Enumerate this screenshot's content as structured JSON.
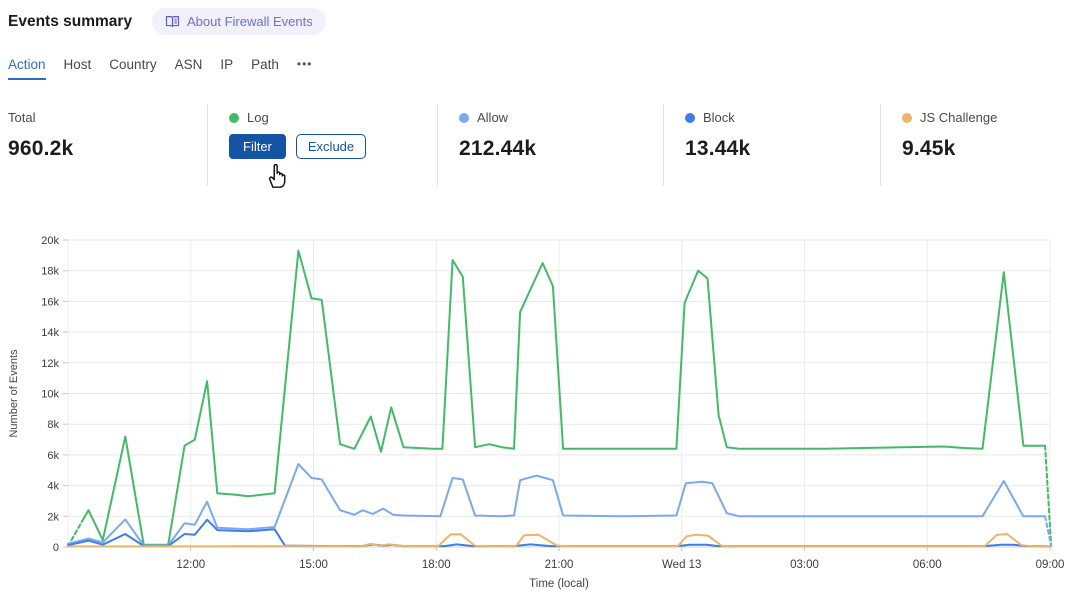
{
  "header": {
    "title": "Events summary",
    "about_badge": {
      "icon": "open-book-icon",
      "label": "About Firewall Events"
    }
  },
  "tabs": {
    "items": [
      {
        "label": "Action",
        "active": true
      },
      {
        "label": "Host",
        "active": false
      },
      {
        "label": "Country",
        "active": false
      },
      {
        "label": "ASN",
        "active": false
      },
      {
        "label": "IP",
        "active": false
      },
      {
        "label": "Path",
        "active": false
      },
      {
        "label": "•••",
        "active": false
      }
    ]
  },
  "stats": {
    "total": {
      "label": "Total",
      "value": "960.2k"
    },
    "log": {
      "label": "Log",
      "dot_color": "#43ba66",
      "filter_label": "Filter",
      "exclude_label": "Exclude"
    },
    "allow": {
      "label": "Allow",
      "value": "212.44k",
      "dot_color": "#7ba8f0"
    },
    "block": {
      "label": "Block",
      "value": "13.44k",
      "dot_color": "#3e7ee6"
    },
    "js_challenge": {
      "label": "JS Challenge",
      "value": "9.45k",
      "dot_color": "#efb467"
    }
  },
  "colors": {
    "accent_blue": "#1553a4",
    "active_tab": "#2d6bd2",
    "badge_text": "#6a6fd6",
    "grid": "#e8e8e8",
    "zero_line": "#d0d0d0"
  },
  "chart_data": {
    "type": "line",
    "title": "",
    "xlabel": "Time (local)",
    "ylabel": "Number of Events",
    "x_unit_hours_from": "09:00 local (Tue) to 09:00 (Wed 13), 24h span",
    "xlim": [
      0,
      24
    ],
    "ylim": [
      0,
      20000
    ],
    "grid": true,
    "legend_position": "top-stats-row",
    "xticks": [
      {
        "h": 3,
        "label": "12:00"
      },
      {
        "h": 6,
        "label": "15:00"
      },
      {
        "h": 9,
        "label": "18:00"
      },
      {
        "h": 12,
        "label": "21:00"
      },
      {
        "h": 15,
        "label": "Wed 13"
      },
      {
        "h": 18,
        "label": "03:00"
      },
      {
        "h": 21,
        "label": "06:00"
      },
      {
        "h": 24,
        "label": "09:00"
      }
    ],
    "yticks": [
      {
        "v": 0,
        "label": "0"
      },
      {
        "v": 2000,
        "label": "2k"
      },
      {
        "v": 4000,
        "label": "4k"
      },
      {
        "v": 6000,
        "label": "6k"
      },
      {
        "v": 8000,
        "label": "8k"
      },
      {
        "v": 10000,
        "label": "10k"
      },
      {
        "v": 12000,
        "label": "12k"
      },
      {
        "v": 14000,
        "label": "14k"
      },
      {
        "v": 16000,
        "label": "16k"
      },
      {
        "v": 18000,
        "label": "18k"
      },
      {
        "v": 20000,
        "label": "20k"
      }
    ],
    "series": [
      {
        "name": "Log",
        "color": "#43ba66",
        "segments": [
          {
            "style": "dashed",
            "points": [
              [
                0,
                50
              ],
              [
                0.35,
                1700
              ]
            ]
          },
          {
            "style": "solid",
            "points": [
              [
                0.35,
                1700
              ],
              [
                0.5,
                2400
              ],
              [
                0.85,
                450
              ],
              [
                1.4,
                7200
              ],
              [
                1.85,
                150
              ],
              [
                2.45,
                150
              ],
              [
                2.85,
                6600
              ],
              [
                3.1,
                7000
              ],
              [
                3.4,
                10800
              ],
              [
                3.65,
                3500
              ],
              [
                4.1,
                3400
              ],
              [
                4.4,
                3300
              ],
              [
                5.05,
                3500
              ],
              [
                5.63,
                19300
              ],
              [
                5.95,
                16200
              ],
              [
                6.2,
                16100
              ],
              [
                6.65,
                6700
              ],
              [
                7.0,
                6400
              ],
              [
                7.4,
                8500
              ],
              [
                7.65,
                6200
              ],
              [
                7.9,
                9100
              ],
              [
                8.2,
                6500
              ],
              [
                8.9,
                6400
              ],
              [
                9.15,
                6400
              ],
              [
                9.4,
                18700
              ],
              [
                9.65,
                17600
              ],
              [
                9.95,
                6500
              ],
              [
                10.3,
                6700
              ],
              [
                10.6,
                6500
              ],
              [
                10.9,
                6400
              ],
              [
                11.05,
                15300
              ],
              [
                11.6,
                18500
              ],
              [
                11.85,
                17000
              ],
              [
                12.1,
                6400
              ],
              [
                13.5,
                6400
              ],
              [
                14.87,
                6400
              ],
              [
                15.07,
                15900
              ],
              [
                15.4,
                18000
              ],
              [
                15.63,
                17500
              ],
              [
                15.9,
                8600
              ],
              [
                16.1,
                6500
              ],
              [
                16.4,
                6400
              ],
              [
                18.5,
                6400
              ],
              [
                21.4,
                6550
              ],
              [
                21.9,
                6450
              ],
              [
                22.35,
                6400
              ],
              [
                22.87,
                17900
              ],
              [
                23.35,
                6600
              ],
              [
                23.88,
                6600
              ]
            ]
          },
          {
            "style": "dashed",
            "points": [
              [
                23.88,
                6600
              ],
              [
                24.03,
                50
              ]
            ]
          }
        ]
      },
      {
        "name": "Allow",
        "color": "#7ba8f0",
        "segments": [
          {
            "style": "solid",
            "points": [
              [
                0,
                200
              ],
              [
                0.5,
                550
              ],
              [
                0.85,
                300
              ],
              [
                1.4,
                1800
              ],
              [
                1.85,
                100
              ],
              [
                2.45,
                100
              ],
              [
                2.85,
                1550
              ],
              [
                3.1,
                1450
              ],
              [
                3.4,
                2950
              ],
              [
                3.65,
                1250
              ],
              [
                4.4,
                1150
              ],
              [
                5.05,
                1300
              ],
              [
                5.63,
                5400
              ],
              [
                5.95,
                4500
              ],
              [
                6.2,
                4400
              ],
              [
                6.65,
                2400
              ],
              [
                7.0,
                2100
              ],
              [
                7.2,
                2400
              ],
              [
                7.45,
                2150
              ],
              [
                7.7,
                2500
              ],
              [
                7.95,
                2100
              ],
              [
                8.2,
                2050
              ],
              [
                9.1,
                2000
              ],
              [
                9.4,
                4500
              ],
              [
                9.65,
                4400
              ],
              [
                9.95,
                2050
              ],
              [
                10.6,
                2000
              ],
              [
                10.9,
                2050
              ],
              [
                11.05,
                4350
              ],
              [
                11.45,
                4650
              ],
              [
                11.85,
                4350
              ],
              [
                12.1,
                2050
              ],
              [
                13.5,
                2000
              ],
              [
                14.87,
                2050
              ],
              [
                15.1,
                4150
              ],
              [
                15.5,
                4250
              ],
              [
                15.75,
                4150
              ],
              [
                16.1,
                2200
              ],
              [
                16.4,
                2000
              ],
              [
                18.5,
                2000
              ],
              [
                22.35,
                2000
              ],
              [
                22.87,
                4300
              ],
              [
                23.35,
                2000
              ],
              [
                23.88,
                2000
              ]
            ]
          },
          {
            "style": "dashed",
            "points": [
              [
                23.88,
                2000
              ],
              [
                24.03,
                50
              ]
            ]
          }
        ]
      },
      {
        "name": "Block",
        "color": "#3e7ee6",
        "segments": [
          {
            "style": "solid",
            "points": [
              [
                0,
                120
              ],
              [
                0.5,
                420
              ],
              [
                0.85,
                150
              ],
              [
                1.4,
                850
              ],
              [
                1.85,
                60
              ],
              [
                2.45,
                60
              ],
              [
                2.85,
                850
              ],
              [
                3.1,
                800
              ],
              [
                3.4,
                1780
              ],
              [
                3.65,
                1100
              ],
              [
                4.4,
                1020
              ],
              [
                5.05,
                1150
              ],
              [
                5.3,
                90
              ],
              [
                6.5,
                60
              ],
              [
                7.2,
                70
              ],
              [
                7.45,
                160
              ],
              [
                7.7,
                100
              ],
              [
                7.95,
                140
              ],
              [
                8.2,
                60
              ],
              [
                9.2,
                60
              ],
              [
                9.5,
                170
              ],
              [
                9.9,
                60
              ],
              [
                10.9,
                60
              ],
              [
                11.3,
                170
              ],
              [
                11.8,
                60
              ],
              [
                14.9,
                60
              ],
              [
                15.2,
                150
              ],
              [
                15.6,
                150
              ],
              [
                15.9,
                60
              ],
              [
                22.4,
                60
              ],
              [
                22.8,
                150
              ],
              [
                23.1,
                150
              ],
              [
                23.4,
                60
              ],
              [
                23.88,
                60
              ]
            ]
          },
          {
            "style": "dashed",
            "points": [
              [
                23.88,
                60
              ],
              [
                24.03,
                20
              ]
            ]
          }
        ]
      },
      {
        "name": "JS Challenge",
        "color": "#efb467",
        "segments": [
          {
            "style": "solid",
            "points": [
              [
                0,
                40
              ],
              [
                2.0,
                40
              ],
              [
                4.0,
                45
              ],
              [
                6.0,
                45
              ],
              [
                7.15,
                45
              ],
              [
                7.4,
                200
              ],
              [
                7.6,
                90
              ],
              [
                7.85,
                170
              ],
              [
                8.15,
                60
              ],
              [
                9.05,
                60
              ],
              [
                9.35,
                820
              ],
              [
                9.6,
                830
              ],
              [
                9.95,
                70
              ],
              [
                10.5,
                45
              ],
              [
                10.95,
                60
              ],
              [
                11.15,
                760
              ],
              [
                11.5,
                800
              ],
              [
                11.95,
                90
              ],
              [
                12.2,
                45
              ],
              [
                14.9,
                45
              ],
              [
                15.12,
                700
              ],
              [
                15.35,
                800
              ],
              [
                15.65,
                730
              ],
              [
                15.98,
                70
              ],
              [
                16.3,
                45
              ],
              [
                22.4,
                45
              ],
              [
                22.7,
                790
              ],
              [
                22.95,
                850
              ],
              [
                23.3,
                120
              ],
              [
                23.55,
                45
              ],
              [
                23.88,
                45
              ]
            ]
          },
          {
            "style": "dashed",
            "points": [
              [
                23.88,
                45
              ],
              [
                24.03,
                20
              ]
            ]
          }
        ]
      }
    ]
  }
}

:::::

Return from the data every line that holds "value".

- _Task response_
      "value": "960.2k"
      "value": "212.44k",
      "value": "13.44k",
      "value": "9.45k",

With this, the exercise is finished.